-- Set problem --
Entries follow. Set all of them down as they stand.

-- Extracted entries --
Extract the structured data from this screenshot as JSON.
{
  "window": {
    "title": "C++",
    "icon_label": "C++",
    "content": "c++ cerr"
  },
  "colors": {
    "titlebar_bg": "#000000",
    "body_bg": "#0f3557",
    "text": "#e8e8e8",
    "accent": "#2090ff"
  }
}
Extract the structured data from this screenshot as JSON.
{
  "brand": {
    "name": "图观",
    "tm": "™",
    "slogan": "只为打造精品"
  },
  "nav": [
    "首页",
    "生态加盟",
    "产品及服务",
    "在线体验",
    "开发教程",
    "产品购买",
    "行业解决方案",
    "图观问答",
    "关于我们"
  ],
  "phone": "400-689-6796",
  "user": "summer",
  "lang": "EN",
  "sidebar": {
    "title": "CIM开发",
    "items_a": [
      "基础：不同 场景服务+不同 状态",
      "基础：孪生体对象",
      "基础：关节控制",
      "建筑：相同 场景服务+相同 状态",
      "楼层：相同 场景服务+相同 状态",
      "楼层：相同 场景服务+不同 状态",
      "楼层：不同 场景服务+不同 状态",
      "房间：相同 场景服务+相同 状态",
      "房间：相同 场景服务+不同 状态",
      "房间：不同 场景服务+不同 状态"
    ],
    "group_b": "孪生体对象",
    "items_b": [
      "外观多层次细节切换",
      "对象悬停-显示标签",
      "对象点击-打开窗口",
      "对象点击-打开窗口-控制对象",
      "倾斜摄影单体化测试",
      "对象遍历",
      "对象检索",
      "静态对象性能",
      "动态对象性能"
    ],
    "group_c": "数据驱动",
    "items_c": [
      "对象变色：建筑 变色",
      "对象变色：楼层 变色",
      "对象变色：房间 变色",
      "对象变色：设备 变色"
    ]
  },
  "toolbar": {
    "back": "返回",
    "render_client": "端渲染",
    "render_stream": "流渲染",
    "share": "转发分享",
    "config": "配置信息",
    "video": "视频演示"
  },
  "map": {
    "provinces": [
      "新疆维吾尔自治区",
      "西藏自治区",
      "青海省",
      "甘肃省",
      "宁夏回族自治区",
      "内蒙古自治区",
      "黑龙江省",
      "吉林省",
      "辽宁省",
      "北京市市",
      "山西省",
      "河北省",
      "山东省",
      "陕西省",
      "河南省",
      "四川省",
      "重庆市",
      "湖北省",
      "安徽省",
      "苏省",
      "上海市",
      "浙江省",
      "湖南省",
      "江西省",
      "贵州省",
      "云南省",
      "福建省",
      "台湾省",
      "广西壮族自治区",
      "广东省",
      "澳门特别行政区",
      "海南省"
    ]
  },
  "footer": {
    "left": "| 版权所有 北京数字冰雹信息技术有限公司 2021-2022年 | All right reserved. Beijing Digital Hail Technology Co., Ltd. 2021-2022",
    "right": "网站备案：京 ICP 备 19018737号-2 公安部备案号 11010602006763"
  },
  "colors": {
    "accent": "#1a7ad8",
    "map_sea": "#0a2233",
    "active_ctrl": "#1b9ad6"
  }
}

-- Worked answer --
Extract the structured data from this screenshot as JSON.
{
  "window": {
    "title": "C++",
    "icon_label": "C++",
    "content": "c++ cerr"
  },
  "colors": {
    "titlebar_bg": "#000000",
    "body_bg": "#0f3557",
    "text": "#e8e8e8",
    "accent": "#2090ff"
  }
}
Extract the structured data from this screenshot as JSON.
{
  "brand": {
    "name": "图观",
    "tm": "™",
    "slogan": "只为打造精品"
  },
  "nav": [
    "首页",
    "生态加盟",
    "产品及服务",
    "在线体验",
    "开发教程",
    "产品购买",
    "行业解决方案",
    "图观问答",
    "关于我们"
  ],
  "phone": "400-689-6796",
  "user": "summer",
  "lang": "EN",
  "sidebar": {
    "title": "CIM开发",
    "items_a": [
      "基础：不同 场景服务+不同 状态",
      "基础：孪生体对象",
      "基础：关节控制",
      "建筑：相同 场景服务+相同 状态",
      "楼层：相同 场景服务+相同 状态",
      "楼层：相同 场景服务+不同 状态",
      "楼层：不同 场景服务+不同 状态",
      "房间：相同 场景服务+相同 状态",
      "房间：相同 场景服务+不同 状态",
      "房间：不同 场景服务+不同 状态"
    ],
    "group_b": "孪生体对象",
    "items_b": [
      "外观多层次细节切换",
      "对象悬停-显示标签",
      "对象点击-打开窗口",
      "对象点击-打开窗口-控制对象",
      "倾斜摄影单体化测试",
      "对象遍历",
      "对象检索",
      "静态对象性能",
      "动态对象性能"
    ],
    "group_c": "数据驱动",
    "items_c": [
      "对象变色：建筑 变色",
      "对象变色：楼层 变色",
      "对象变色：房间 变色",
      "对象变色：设备 变色"
    ]
  },
  "toolbar": {
    "back": "返回",
    "render_client": "端渲染",
    "render_stream": "流渲染",
    "share": "转发分享",
    "config": "配置信息",
    "video": "视频演示"
  },
  "map": {
    "provinces": [
      "新疆维吾尔自治区",
      "西藏自治区",
      "青海省",
      "甘肃省",
      "宁夏回族自治区",
      "内蒙古自治区",
      "黑龙江省",
      "吉林省",
      "辽宁省",
      "北京市市",
      "山西省",
      "河北省",
      "山东省",
      "陕西省",
      "河南省",
      "四川省",
      "重庆市",
      "湖北省",
      "安徽省",
      "苏省",
      "上海市",
      "浙江省",
      "湖南省",
      "江西省",
      "贵州省",
      "云南省",
      "福建省",
      "台湾省",
      "广西壮族自治区",
      "广东省",
      "澳门特别行政区",
      "海南省"
    ]
  },
  "footer": {
    "left": "| 版权所有 北京数字冰雹信息技术有限公司 2021-2022年 | All right reserved. Beijing Digital Hail Technology Co., Ltd. 2021-2022",
    "right": "网站备案：京 ICP 备 19018737号-2 公安部备案号 11010602006763"
  },
  "colors": {
    "accent": "#1a7ad8",
    "map_sea": "#0a2233",
    "active_ctrl": "#1b9ad6"
  }
}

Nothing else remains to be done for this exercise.